* _Activity_: Skip the images; return every entry exactly.

* _Records for processing_:
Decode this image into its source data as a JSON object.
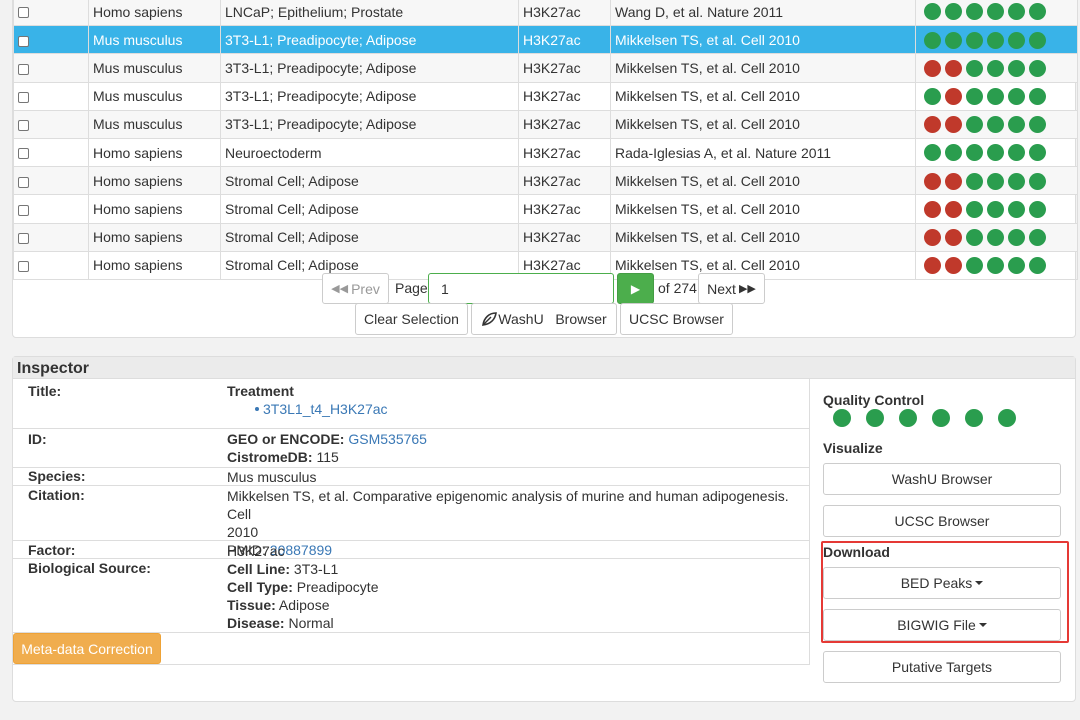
{
  "results": {
    "rows": [
      {
        "species": "Homo sapiens",
        "bio": "LNCaP; Epithelium; Prostate",
        "factor": "H3K27ac",
        "pub": "Wang D, et al. Nature 2011",
        "qc": [
          "green",
          "green",
          "green",
          "green",
          "green",
          "green"
        ],
        "selected": false
      },
      {
        "species": "Mus musculus",
        "bio": "3T3-L1; Preadipocyte; Adipose",
        "factor": "H3K27ac",
        "pub": "Mikkelsen TS, et al. Cell 2010",
        "qc": [
          "green",
          "green",
          "green",
          "green",
          "green",
          "green"
        ],
        "selected": true
      },
      {
        "species": "Mus musculus",
        "bio": "3T3-L1; Preadipocyte; Adipose",
        "factor": "H3K27ac",
        "pub": "Mikkelsen TS, et al. Cell 2010",
        "qc": [
          "red",
          "red",
          "green",
          "green",
          "green",
          "green"
        ],
        "selected": false
      },
      {
        "species": "Mus musculus",
        "bio": "3T3-L1; Preadipocyte; Adipose",
        "factor": "H3K27ac",
        "pub": "Mikkelsen TS, et al. Cell 2010",
        "qc": [
          "green",
          "red",
          "green",
          "green",
          "green",
          "green"
        ],
        "selected": false
      },
      {
        "species": "Mus musculus",
        "bio": "3T3-L1; Preadipocyte; Adipose",
        "factor": "H3K27ac",
        "pub": "Mikkelsen TS, et al. Cell 2010",
        "qc": [
          "red",
          "red",
          "green",
          "green",
          "green",
          "green"
        ],
        "selected": false
      },
      {
        "species": "Homo sapiens",
        "bio": "Neuroectoderm",
        "factor": "H3K27ac",
        "pub": "Rada-Iglesias A, et al. Nature 2011",
        "qc": [
          "green",
          "green",
          "green",
          "green",
          "green",
          "green"
        ],
        "selected": false
      },
      {
        "species": "Homo sapiens",
        "bio": "Stromal Cell; Adipose",
        "factor": "H3K27ac",
        "pub": "Mikkelsen TS, et al. Cell 2010",
        "qc": [
          "red",
          "red",
          "green",
          "green",
          "green",
          "green"
        ],
        "selected": false
      },
      {
        "species": "Homo sapiens",
        "bio": "Stromal Cell; Adipose",
        "factor": "H3K27ac",
        "pub": "Mikkelsen TS, et al. Cell 2010",
        "qc": [
          "red",
          "red",
          "green",
          "green",
          "green",
          "green"
        ],
        "selected": false
      },
      {
        "species": "Homo sapiens",
        "bio": "Stromal Cell; Adipose",
        "factor": "H3K27ac",
        "pub": "Mikkelsen TS, et al. Cell 2010",
        "qc": [
          "red",
          "red",
          "green",
          "green",
          "green",
          "green"
        ],
        "selected": false
      },
      {
        "species": "Homo sapiens",
        "bio": "Stromal Cell; Adipose",
        "factor": "H3K27ac",
        "pub": "Mikkelsen TS, et al. Cell 2010",
        "qc": [
          "red",
          "red",
          "green",
          "green",
          "green",
          "green"
        ],
        "selected": false
      }
    ]
  },
  "pager": {
    "prev_label": "Prev",
    "page_label": "Page",
    "page_value": "1",
    "of_label": "of 274",
    "next_label": "Next",
    "clear_label": "Clear Selection",
    "washu_label": "WashU   Browser",
    "ucsc_label": "UCSC Browser"
  },
  "inspector": {
    "header": "Inspector",
    "title_key": "Title:",
    "treatment_label": "Treatment",
    "treatment_item": "3T3L1_t4_H3K27ac",
    "id_key": "ID:",
    "geo_label": "GEO or ENCODE:",
    "geo_value": "GSM535765",
    "cistrome_label": "CistromeDB:",
    "cistrome_value": "115",
    "species_key": "Species:",
    "species_value": "Mus musculus",
    "citation_key": "Citation:",
    "citation_line1": "Mikkelsen TS, et al. Comparative epigenomic analysis of murine and human adipogenesis. Cell",
    "citation_line2": "2010",
    "pmid_label": "PMID:",
    "pmid_value": "20887899",
    "factor_key": "Factor:",
    "factor_value": "H3K27ac",
    "bio_key": "Biological Source:",
    "cell_line_label": "Cell Line:",
    "cell_line_value": "3T3-L1",
    "cell_type_label": "Cell Type:",
    "cell_type_value": "Preadipocyte",
    "tissue_label": "Tissue:",
    "tissue_value": "Adipose",
    "disease_label": "Disease:",
    "disease_value": "Normal",
    "meta_button": "Meta-data Correction"
  },
  "side": {
    "qc_title": "Quality Control",
    "qc": [
      "green",
      "green",
      "green",
      "green",
      "green",
      "green"
    ],
    "visualize_title": "Visualize",
    "washu_button": "WashU Browser",
    "ucsc_button": "UCSC Browser",
    "download_title": "Download",
    "bed_button": "BED Peaks",
    "bigwig_button": "BIGWIG File",
    "putative_button": "Putative Targets"
  },
  "colors": {
    "selected_row": "#39b3e8",
    "qc_green": "#2a9d4e",
    "qc_red": "#c0392b",
    "go_button": "#4cae4c",
    "meta_button": "#f0ad4e",
    "highlight": "#e53935"
  }
}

* _Response to this exercise_:
Decode this image into its source data as a JSON object.
{
  "results": {
    "rows": [
      {
        "species": "Homo sapiens",
        "bio": "LNCaP; Epithelium; Prostate",
        "factor": "H3K27ac",
        "pub": "Wang D, et al. Nature 2011",
        "qc": [
          "green",
          "green",
          "green",
          "green",
          "green",
          "green"
        ],
        "selected": false
      },
      {
        "species": "Mus musculus",
        "bio": "3T3-L1; Preadipocyte; Adipose",
        "factor": "H3K27ac",
        "pub": "Mikkelsen TS, et al. Cell 2010",
        "qc": [
          "green",
          "green",
          "green",
          "green",
          "green",
          "green"
        ],
        "selected": true
      },
      {
        "species": "Mus musculus",
        "bio": "3T3-L1; Preadipocyte; Adipose",
        "factor": "H3K27ac",
        "pub": "Mikkelsen TS, et al. Cell 2010",
        "qc": [
          "red",
          "red",
          "green",
          "green",
          "green",
          "green"
        ],
        "selected": false
      },
      {
        "species": "Mus musculus",
        "bio": "3T3-L1; Preadipocyte; Adipose",
        "factor": "H3K27ac",
        "pub": "Mikkelsen TS, et al. Cell 2010",
        "qc": [
          "green",
          "red",
          "green",
          "green",
          "green",
          "green"
        ],
        "selected": false
      },
      {
        "species": "Mus musculus",
        "bio": "3T3-L1; Preadipocyte; Adipose",
        "factor": "H3K27ac",
        "pub": "Mikkelsen TS, et al. Cell 2010",
        "qc": [
          "red",
          "red",
          "green",
          "green",
          "green",
          "green"
        ],
        "selected": false
      },
      {
        "species": "Homo sapiens",
        "bio": "Neuroectoderm",
        "factor": "H3K27ac",
        "pub": "Rada-Iglesias A, et al. Nature 2011",
        "qc": [
          "green",
          "green",
          "green",
          "green",
          "green",
          "green"
        ],
        "selected": false
      },
      {
        "species": "Homo sapiens",
        "bio": "Stromal Cell; Adipose",
        "factor": "H3K27ac",
        "pub": "Mikkelsen TS, et al. Cell 2010",
        "qc": [
          "red",
          "red",
          "green",
          "green",
          "green",
          "green"
        ],
        "selected": false
      },
      {
        "species": "Homo sapiens",
        "bio": "Stromal Cell; Adipose",
        "factor": "H3K27ac",
        "pub": "Mikkelsen TS, et al. Cell 2010",
        "qc": [
          "red",
          "red",
          "green",
          "green",
          "green",
          "green"
        ],
        "selected": false
      },
      {
        "species": "Homo sapiens",
        "bio": "Stromal Cell; Adipose",
        "factor": "H3K27ac",
        "pub": "Mikkelsen TS, et al. Cell 2010",
        "qc": [
          "red",
          "red",
          "green",
          "green",
          "green",
          "green"
        ],
        "selected": false
      },
      {
        "species": "Homo sapiens",
        "bio": "Stromal Cell; Adipose",
        "factor": "H3K27ac",
        "pub": "Mikkelsen TS, et al. Cell 2010",
        "qc": [
          "red",
          "red",
          "green",
          "green",
          "green",
          "green"
        ],
        "selected": false
      }
    ]
  },
  "pager": {
    "prev_label": "Prev",
    "page_label": "Page",
    "page_value": "1",
    "of_label": "of 274",
    "next_label": "Next",
    "clear_label": "Clear Selection",
    "washu_label": "WashU   Browser",
    "ucsc_label": "UCSC Browser"
  },
  "inspector": {
    "header": "Inspector",
    "title_key": "Title:",
    "treatment_label": "Treatment",
    "treatment_item": "3T3L1_t4_H3K27ac",
    "id_key": "ID:",
    "geo_label": "GEO or ENCODE:",
    "geo_value": "GSM535765",
    "cistrome_label": "CistromeDB:",
    "cistrome_value": "115",
    "species_key": "Species:",
    "species_value": "Mus musculus",
    "citation_key": "Citation:",
    "citation_line1": "Mikkelsen TS, et al. Comparative epigenomic analysis of murine and human adipogenesis. Cell",
    "citation_line2": "2010",
    "pmid_label": "PMID:",
    "pmid_value": "20887899",
    "factor_key": "Factor:",
    "factor_value": "H3K27ac",
    "bio_key": "Biological Source:",
    "cell_line_label": "Cell Line:",
    "cell_line_value": "3T3-L1",
    "cell_type_label": "Cell Type:",
    "cell_type_value": "Preadipocyte",
    "tissue_label": "Tissue:",
    "tissue_value": "Adipose",
    "disease_label": "Disease:",
    "disease_value": "Normal",
    "meta_button": "Meta-data Correction"
  },
  "side": {
    "qc_title": "Quality Control",
    "qc": [
      "green",
      "green",
      "green",
      "green",
      "green",
      "green"
    ],
    "visualize_title": "Visualize",
    "washu_button": "WashU Browser",
    "ucsc_button": "UCSC Browser",
    "download_title": "Download",
    "bed_button": "BED Peaks",
    "bigwig_button": "BIGWIG File",
    "putative_button": "Putative Targets"
  },
  "colors": {
    "selected_row": "#39b3e8",
    "qc_green": "#2a9d4e",
    "qc_red": "#c0392b",
    "go_button": "#4cae4c",
    "meta_button": "#f0ad4e",
    "highlight": "#e53935"
  }
}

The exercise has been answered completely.